> DATA RECORDS
--
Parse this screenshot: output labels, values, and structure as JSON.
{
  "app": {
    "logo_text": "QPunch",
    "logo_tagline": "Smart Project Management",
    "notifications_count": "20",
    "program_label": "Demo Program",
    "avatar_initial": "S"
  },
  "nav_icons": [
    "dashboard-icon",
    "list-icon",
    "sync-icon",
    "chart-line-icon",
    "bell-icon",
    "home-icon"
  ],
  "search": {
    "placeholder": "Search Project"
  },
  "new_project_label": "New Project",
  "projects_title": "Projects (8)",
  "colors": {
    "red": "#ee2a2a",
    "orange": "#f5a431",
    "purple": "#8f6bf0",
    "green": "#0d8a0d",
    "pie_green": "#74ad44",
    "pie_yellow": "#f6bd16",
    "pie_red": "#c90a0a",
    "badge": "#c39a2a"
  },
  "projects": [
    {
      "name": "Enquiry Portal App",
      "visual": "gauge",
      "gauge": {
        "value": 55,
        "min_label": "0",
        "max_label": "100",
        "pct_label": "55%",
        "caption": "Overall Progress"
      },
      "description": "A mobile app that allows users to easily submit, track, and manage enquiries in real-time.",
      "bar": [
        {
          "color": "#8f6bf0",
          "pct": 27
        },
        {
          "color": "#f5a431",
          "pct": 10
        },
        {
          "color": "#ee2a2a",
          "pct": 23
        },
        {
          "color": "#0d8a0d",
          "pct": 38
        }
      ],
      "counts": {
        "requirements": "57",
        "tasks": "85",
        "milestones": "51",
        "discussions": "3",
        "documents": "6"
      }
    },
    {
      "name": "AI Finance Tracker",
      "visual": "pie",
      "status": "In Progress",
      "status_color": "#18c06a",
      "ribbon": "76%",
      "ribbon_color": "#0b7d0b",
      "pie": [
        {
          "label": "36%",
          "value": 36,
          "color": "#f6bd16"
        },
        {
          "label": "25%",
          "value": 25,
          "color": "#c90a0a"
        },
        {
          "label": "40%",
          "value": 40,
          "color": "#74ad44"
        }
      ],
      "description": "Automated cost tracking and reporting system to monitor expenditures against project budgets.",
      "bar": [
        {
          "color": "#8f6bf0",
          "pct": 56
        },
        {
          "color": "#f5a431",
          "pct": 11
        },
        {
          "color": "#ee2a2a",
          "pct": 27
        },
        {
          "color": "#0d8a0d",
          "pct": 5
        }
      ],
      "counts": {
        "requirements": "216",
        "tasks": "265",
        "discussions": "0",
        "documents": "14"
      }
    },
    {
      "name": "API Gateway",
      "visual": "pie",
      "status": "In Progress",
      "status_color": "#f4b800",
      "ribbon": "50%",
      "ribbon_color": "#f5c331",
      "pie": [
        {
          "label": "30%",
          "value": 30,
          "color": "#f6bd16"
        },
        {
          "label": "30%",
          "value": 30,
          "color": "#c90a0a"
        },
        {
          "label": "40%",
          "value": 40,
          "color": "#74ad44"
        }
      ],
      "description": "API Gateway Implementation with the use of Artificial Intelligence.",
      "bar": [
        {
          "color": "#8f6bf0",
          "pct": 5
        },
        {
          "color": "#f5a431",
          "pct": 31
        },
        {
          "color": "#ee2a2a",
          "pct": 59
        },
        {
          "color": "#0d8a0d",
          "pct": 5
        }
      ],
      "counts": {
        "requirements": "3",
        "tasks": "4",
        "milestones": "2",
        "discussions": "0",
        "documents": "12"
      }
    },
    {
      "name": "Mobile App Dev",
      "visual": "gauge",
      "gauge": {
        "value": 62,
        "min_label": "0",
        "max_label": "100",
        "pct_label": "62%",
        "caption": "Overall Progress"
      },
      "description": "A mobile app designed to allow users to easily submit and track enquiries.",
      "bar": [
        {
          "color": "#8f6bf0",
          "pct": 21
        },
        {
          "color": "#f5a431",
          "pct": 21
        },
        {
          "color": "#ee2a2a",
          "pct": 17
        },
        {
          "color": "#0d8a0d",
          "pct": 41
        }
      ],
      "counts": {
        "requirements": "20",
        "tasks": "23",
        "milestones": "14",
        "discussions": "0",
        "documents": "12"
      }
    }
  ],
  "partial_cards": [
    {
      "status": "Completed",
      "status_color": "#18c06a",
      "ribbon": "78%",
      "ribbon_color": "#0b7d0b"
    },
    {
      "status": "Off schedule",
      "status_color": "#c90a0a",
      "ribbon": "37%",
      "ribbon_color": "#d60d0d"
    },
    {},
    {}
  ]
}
--
> AIM
Return all lines of the material above in which the word "name" occurs.

> FULL RESPONSE
      "name": "Enquiry Portal App",
      "name": "AI Finance Tracker",
      "name": "API Gateway",
      "name": "Mobile App Dev",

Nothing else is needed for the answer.